**Aim of the task:**
Below are some entries. Output each one exactly as it appears.

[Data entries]
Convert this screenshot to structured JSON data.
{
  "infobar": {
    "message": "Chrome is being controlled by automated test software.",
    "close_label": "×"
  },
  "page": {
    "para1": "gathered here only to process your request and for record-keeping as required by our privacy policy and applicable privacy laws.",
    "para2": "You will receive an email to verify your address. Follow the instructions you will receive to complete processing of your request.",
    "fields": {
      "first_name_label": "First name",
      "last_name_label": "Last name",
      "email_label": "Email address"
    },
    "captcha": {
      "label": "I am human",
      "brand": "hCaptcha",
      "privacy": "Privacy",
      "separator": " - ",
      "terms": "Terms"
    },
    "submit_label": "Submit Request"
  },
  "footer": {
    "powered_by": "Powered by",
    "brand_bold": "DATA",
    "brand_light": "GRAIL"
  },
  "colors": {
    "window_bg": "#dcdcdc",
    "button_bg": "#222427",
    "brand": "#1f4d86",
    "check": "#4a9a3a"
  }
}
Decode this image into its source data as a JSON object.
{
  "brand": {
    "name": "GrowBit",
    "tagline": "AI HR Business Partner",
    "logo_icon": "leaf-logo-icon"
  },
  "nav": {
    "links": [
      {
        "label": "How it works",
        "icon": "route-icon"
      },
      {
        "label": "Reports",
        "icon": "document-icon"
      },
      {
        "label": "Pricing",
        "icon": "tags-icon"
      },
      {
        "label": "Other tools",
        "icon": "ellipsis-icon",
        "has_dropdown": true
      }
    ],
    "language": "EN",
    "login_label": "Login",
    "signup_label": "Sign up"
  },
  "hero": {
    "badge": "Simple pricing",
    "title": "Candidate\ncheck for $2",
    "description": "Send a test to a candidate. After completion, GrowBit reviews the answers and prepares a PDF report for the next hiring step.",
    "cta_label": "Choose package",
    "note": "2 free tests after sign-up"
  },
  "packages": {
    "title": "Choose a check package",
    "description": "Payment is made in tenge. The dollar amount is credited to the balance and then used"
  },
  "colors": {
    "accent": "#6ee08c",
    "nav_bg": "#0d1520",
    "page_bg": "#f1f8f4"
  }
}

**Response to the task:**
Convert this screenshot to structured JSON data.
{
  "infobar": {
    "message": "Chrome is being controlled by automated test software.",
    "close_label": "×"
  },
  "page": {
    "para1": "gathered here only to process your request and for record-keeping as required by our privacy policy and applicable privacy laws.",
    "para2": "You will receive an email to verify your address. Follow the instructions you will receive to complete processing of your request.",
    "fields": {
      "first_name_label": "First name",
      "last_name_label": "Last name",
      "email_label": "Email address"
    },
    "captcha": {
      "label": "I am human",
      "brand": "hCaptcha",
      "privacy": "Privacy",
      "separator": " - ",
      "terms": "Terms"
    },
    "submit_label": "Submit Request"
  },
  "footer": {
    "powered_by": "Powered by",
    "brand_bold": "DATA",
    "brand_light": "GRAIL"
  },
  "colors": {
    "window_bg": "#dcdcdc",
    "button_bg": "#222427",
    "brand": "#1f4d86",
    "check": "#4a9a3a"
  }
}
Decode this image into its source data as a JSON object.
{
  "brand": {
    "name": "GrowBit",
    "tagline": "AI HR Business Partner",
    "logo_icon": "leaf-logo-icon"
  },
  "nav": {
    "links": [
      {
        "label": "How it works",
        "icon": "route-icon"
      },
      {
        "label": "Reports",
        "icon": "document-icon"
      },
      {
        "label": "Pricing",
        "icon": "tags-icon"
      },
      {
        "label": "Other tools",
        "icon": "ellipsis-icon",
        "has_dropdown": true
      }
    ],
    "language": "EN",
    "login_label": "Login",
    "signup_label": "Sign up"
  },
  "hero": {
    "badge": "Simple pricing",
    "title": "Candidate\ncheck for $2",
    "description": "Send a test to a candidate. After completion, GrowBit reviews the answers and prepares a PDF report for the next hiring step.",
    "cta_label": "Choose package",
    "note": "2 free tests after sign-up"
  },
  "packages": {
    "title": "Choose a check package",
    "description": "Payment is made in tenge. The dollar amount is credited to the balance and then used"
  },
  "colors": {
    "accent": "#6ee08c",
    "nav_bg": "#0d1520",
    "page_bg": "#f1f8f4"
  }
}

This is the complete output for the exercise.